- EXCERPT PROVIDED -
*** Begin section ***
On 30 November 1923, Marx formed his minority first cabinet based on the Centre Party, the right-liberal German People's Party (DVP), the conservative Catholic Bavarian People's Party (BVP) and the center-left liberal German Democratic Party (DDP). The financial and economic situation of the Reich at the time was dire – Germany's hyperinflation peaked in late 1923 – and the central government's authority was challenged by right- and left-wing state governments as well as by separatism in the Rhineland. Marx pushed through the Enabling Act of December 1923 that gave his government the authority "to take such measures as it deems necessary and urgent in view of the plight of the people and the Reich". The government's achievements included stabilizing the currency following the introduction of the Rentenmark, fiscal consolidation, the resolution of the conflict between the Reich and Bavaria's right-wing government and de-escalation of tensions in the occupied Rhineland territories. In January 1924, the Emminger Reform replaced the system of trial by jury in Germany with a mixed system of career and lay judges that still exists today.

In social policy, Marx's government presided over the introduction of family allowances for state employees and the issuing of the Federal Social Welfare Decree on 13 February 1924. This was aimed at tackling the causes of destitution and helping all those in need. Poor law residence was replaced by usual residence, and the federal statutes (as noted by one study) "established the principle that persons who could not provide minimum subsistence for themselves and their dependents, and who did not receive help from others, were entitled to proper maintenance including food, clothing, housing, medical aid in case of sickness, and the aid required in order to recover working capacity". Apart from the basic relief rate for destitute persons in general, there were higher rates for certain groups, including social insurance pensioners, war invalids and survivors, and victims of inflation.

Following the May 1924 election, the second Marx cabinet was formed on 3 June. It was once again a minority government made up this time of the Centre Party, DVP and DDP; it lasted until December 1924. Its focus was on relations with the Allies and on regaining control of the occupied territories in the west. In August 2024, the government signed up to the Dawes Plan which settled the diplomatic crisis over Germany's war reparations. After the December 1924 Reichstag elections, Marx was unable to form a cabinet and resigned on 15 December. He remained in office as caretaker until 15 January 1925, when the independent Hans Luther took over as chancellor.
*** End section ***
- REQUIRED ACTION 1 -
Decide whether each statement agrees with the passage on Marx's cabinets, answering yes or no and quoting the words that settle it: (a) Marx formed his first cabinet on 30 November 1923. (b) The Emminger Reform kept trial by jury in place. (c) The second Marx cabinet was a majority government.
- REQUIRED ACTION 2 -
Reproduce the part of the passage on Marx's cabinets starting with "Following the May" and going on through "over as chancellor.".
The data that follow have no connection to the passage on Marx's cabinets.

- EXTRACTED RECORDS -
*** Begin section ***
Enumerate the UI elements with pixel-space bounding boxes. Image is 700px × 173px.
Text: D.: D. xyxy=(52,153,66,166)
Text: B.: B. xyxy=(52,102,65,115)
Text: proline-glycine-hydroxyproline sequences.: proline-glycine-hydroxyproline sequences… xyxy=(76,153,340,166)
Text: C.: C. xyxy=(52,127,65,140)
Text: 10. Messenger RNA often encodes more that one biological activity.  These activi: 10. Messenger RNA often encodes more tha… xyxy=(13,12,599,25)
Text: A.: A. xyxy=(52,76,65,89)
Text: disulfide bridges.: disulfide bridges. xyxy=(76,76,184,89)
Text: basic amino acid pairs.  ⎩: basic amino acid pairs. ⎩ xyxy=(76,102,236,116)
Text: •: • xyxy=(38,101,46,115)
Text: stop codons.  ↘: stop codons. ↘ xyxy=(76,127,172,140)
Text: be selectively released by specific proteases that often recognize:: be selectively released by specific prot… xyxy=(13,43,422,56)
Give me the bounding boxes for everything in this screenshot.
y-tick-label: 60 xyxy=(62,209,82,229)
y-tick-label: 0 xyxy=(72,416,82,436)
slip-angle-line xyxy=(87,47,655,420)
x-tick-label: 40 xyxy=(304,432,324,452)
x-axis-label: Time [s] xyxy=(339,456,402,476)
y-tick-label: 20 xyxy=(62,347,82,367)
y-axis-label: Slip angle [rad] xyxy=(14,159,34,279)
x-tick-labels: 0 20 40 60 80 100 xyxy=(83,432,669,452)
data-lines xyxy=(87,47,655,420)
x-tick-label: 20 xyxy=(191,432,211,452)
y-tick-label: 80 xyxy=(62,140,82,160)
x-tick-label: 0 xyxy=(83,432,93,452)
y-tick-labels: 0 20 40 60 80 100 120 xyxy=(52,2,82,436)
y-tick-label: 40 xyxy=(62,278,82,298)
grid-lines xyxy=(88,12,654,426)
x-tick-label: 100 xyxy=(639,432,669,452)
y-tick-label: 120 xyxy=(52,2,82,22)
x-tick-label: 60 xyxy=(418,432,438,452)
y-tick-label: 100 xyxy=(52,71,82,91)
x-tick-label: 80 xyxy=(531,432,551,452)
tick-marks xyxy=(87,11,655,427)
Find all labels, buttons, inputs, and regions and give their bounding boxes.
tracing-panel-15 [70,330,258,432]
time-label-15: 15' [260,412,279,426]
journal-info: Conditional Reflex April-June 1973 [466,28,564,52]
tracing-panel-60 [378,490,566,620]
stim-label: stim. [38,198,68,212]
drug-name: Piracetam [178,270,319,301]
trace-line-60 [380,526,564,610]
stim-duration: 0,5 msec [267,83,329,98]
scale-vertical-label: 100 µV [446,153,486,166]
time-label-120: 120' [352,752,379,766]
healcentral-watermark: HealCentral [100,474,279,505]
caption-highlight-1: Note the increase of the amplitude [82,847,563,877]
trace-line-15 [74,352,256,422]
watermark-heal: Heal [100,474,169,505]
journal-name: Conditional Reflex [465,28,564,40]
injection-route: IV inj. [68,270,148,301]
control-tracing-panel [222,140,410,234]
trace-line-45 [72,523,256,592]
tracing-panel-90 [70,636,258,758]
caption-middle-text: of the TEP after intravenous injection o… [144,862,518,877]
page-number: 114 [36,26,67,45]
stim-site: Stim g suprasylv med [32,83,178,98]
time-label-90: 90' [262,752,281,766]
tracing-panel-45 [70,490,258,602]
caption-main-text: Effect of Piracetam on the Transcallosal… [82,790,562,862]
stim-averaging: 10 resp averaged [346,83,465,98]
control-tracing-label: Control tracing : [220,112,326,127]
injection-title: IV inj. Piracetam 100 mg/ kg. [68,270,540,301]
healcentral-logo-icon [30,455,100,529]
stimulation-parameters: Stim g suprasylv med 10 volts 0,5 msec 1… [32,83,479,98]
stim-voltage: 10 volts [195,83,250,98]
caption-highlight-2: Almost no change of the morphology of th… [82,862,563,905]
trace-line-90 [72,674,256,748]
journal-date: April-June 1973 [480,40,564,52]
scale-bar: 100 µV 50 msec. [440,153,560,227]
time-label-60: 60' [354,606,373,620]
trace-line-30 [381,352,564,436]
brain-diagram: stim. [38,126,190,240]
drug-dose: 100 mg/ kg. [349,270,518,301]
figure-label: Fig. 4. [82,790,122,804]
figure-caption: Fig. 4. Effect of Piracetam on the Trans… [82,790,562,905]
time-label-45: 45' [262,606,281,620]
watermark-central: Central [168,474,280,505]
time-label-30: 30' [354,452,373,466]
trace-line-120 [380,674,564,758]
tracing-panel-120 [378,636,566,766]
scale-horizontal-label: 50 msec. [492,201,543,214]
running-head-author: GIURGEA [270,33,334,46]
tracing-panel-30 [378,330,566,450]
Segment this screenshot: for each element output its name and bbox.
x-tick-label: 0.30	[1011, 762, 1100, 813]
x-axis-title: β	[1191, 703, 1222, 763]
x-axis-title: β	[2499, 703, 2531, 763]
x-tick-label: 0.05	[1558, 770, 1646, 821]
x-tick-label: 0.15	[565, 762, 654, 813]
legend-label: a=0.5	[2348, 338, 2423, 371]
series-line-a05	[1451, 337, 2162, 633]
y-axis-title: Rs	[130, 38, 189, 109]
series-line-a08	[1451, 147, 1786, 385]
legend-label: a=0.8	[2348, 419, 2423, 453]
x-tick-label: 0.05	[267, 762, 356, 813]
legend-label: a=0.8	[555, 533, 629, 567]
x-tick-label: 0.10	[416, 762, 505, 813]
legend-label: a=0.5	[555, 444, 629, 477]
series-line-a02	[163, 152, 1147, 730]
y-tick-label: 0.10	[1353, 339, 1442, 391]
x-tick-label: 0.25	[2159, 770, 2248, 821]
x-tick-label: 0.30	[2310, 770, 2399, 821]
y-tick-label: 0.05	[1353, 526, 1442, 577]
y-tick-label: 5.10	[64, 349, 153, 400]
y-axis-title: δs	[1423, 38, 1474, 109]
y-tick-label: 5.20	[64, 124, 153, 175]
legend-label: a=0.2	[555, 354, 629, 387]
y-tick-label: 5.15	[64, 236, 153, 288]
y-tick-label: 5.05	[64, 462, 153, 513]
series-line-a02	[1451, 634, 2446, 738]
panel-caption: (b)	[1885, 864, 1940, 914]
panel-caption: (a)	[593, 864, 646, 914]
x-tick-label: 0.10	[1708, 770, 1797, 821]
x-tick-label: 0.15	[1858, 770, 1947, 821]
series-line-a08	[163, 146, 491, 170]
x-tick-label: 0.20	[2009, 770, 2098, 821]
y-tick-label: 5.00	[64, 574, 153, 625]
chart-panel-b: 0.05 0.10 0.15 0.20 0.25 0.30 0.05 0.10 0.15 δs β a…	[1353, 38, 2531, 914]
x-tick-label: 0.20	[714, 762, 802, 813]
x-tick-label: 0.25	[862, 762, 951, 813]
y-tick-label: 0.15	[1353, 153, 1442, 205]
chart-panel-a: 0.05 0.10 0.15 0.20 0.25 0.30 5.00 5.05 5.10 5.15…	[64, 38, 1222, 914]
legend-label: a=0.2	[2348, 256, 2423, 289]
*** End section ***
- ANSWER 1 -
(a) Yes: "On 30 November 1923, Marx formed his minority first cabinet"
(b) No: "replaced the system of trial by jury in Germany with a mixed system of career and lay judges"
(c) No: "It was once again a minority government"

- ANSWER 2 -
Following the May 1924 election, the second Marx cabinet was formed on 3 June. It was once again a minority government made up this time of the Centre Party, DVP and DDP; it lasted until December 1924. Its focus was on relations with the Allies and on regaining control of the occupied territories in the west. In August 2024, the government signed up to the Dawes Plan which settled the diplomatic crisis over Germany's war reparations. After the December 1924 Reichstag elections, Marx was unable to form a cabinet and resigned on 15 December. He remained in office as caretaker until 15 January 1925, when the independent Hans Luther took over as chancellor.